[BEGIN INFORMATION SUPPLIED]

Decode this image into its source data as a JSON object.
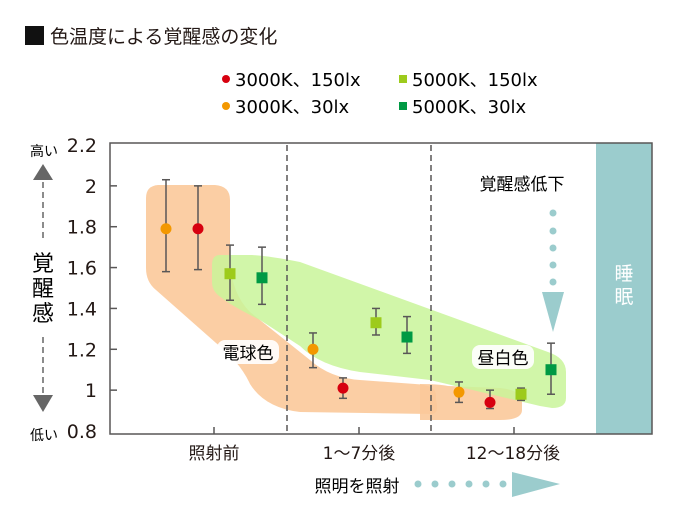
{
  "chart_data": {
    "type": "scatter",
    "title": "色温度による覚醒感の変化",
    "xlabel": "照明を照射",
    "ylabel": "覚醒感",
    "ylabel_high": "高い",
    "ylabel_low": "低い",
    "ylim": [
      0.8,
      2.2
    ],
    "yticks": [
      "2.2",
      "2",
      "1.8",
      "1.6",
      "1.4",
      "1.2",
      "1",
      "0.8"
    ],
    "ytick_values": [
      2.2,
      2.0,
      1.8,
      1.6,
      1.4,
      1.2,
      1.0,
      0.8
    ],
    "categories": [
      "照射前",
      "1〜7分後",
      "12〜18分後"
    ],
    "legend_placement": "top",
    "series": [
      {
        "name": "3000K、150lx",
        "color": "#d7000f",
        "marker": "circle",
        "values": [
          1.79,
          1.01,
          0.94
        ],
        "err_low": [
          1.59,
          0.96,
          0.91
        ],
        "err_high": [
          2.0,
          1.06,
          1.0
        ]
      },
      {
        "name": "5000K、150lx",
        "color": "#9dcb1c",
        "marker": "square",
        "values": [
          1.57,
          1.33,
          0.98
        ],
        "err_low": [
          1.44,
          1.27,
          0.95
        ],
        "err_high": [
          1.71,
          1.4,
          1.01
        ]
      },
      {
        "name": "3000K、30lx",
        "color": "#f39800",
        "marker": "circle",
        "values": [
          1.79,
          1.2,
          0.99
        ],
        "err_low": [
          1.58,
          1.11,
          0.94
        ],
        "err_high": [
          2.03,
          1.28,
          1.04
        ]
      },
      {
        "name": "5000K、30lx",
        "color": "#009944",
        "marker": "square",
        "values": [
          1.55,
          1.26,
          1.1
        ],
        "err_low": [
          1.42,
          1.18,
          0.98
        ],
        "err_high": [
          1.7,
          1.36,
          1.23
        ]
      }
    ],
    "annotations": {
      "bulb_color": "電球色",
      "daylight_color": "昼白色",
      "arousal_down": "覚醒感低下",
      "sleep": "睡眠"
    },
    "colors": {
      "bulb_band": "#fbc99a",
      "daylight_band": "#c9f59a",
      "sleep_band": "#9bcccd",
      "arrow": "#9bcccd",
      "axis": "#595757"
    }
  }
}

[END INFORMATION SUPPLIED]

• _GIVEN PROBLEM_: Search the data for "name". Copy every line that has it.

• _PROBLEM SOLUTION_:
        "name": "3000K、150lx",
        "name": "5000K、150lx",
        "name": "3000K、30lx",
        "name": "5000K、30lx",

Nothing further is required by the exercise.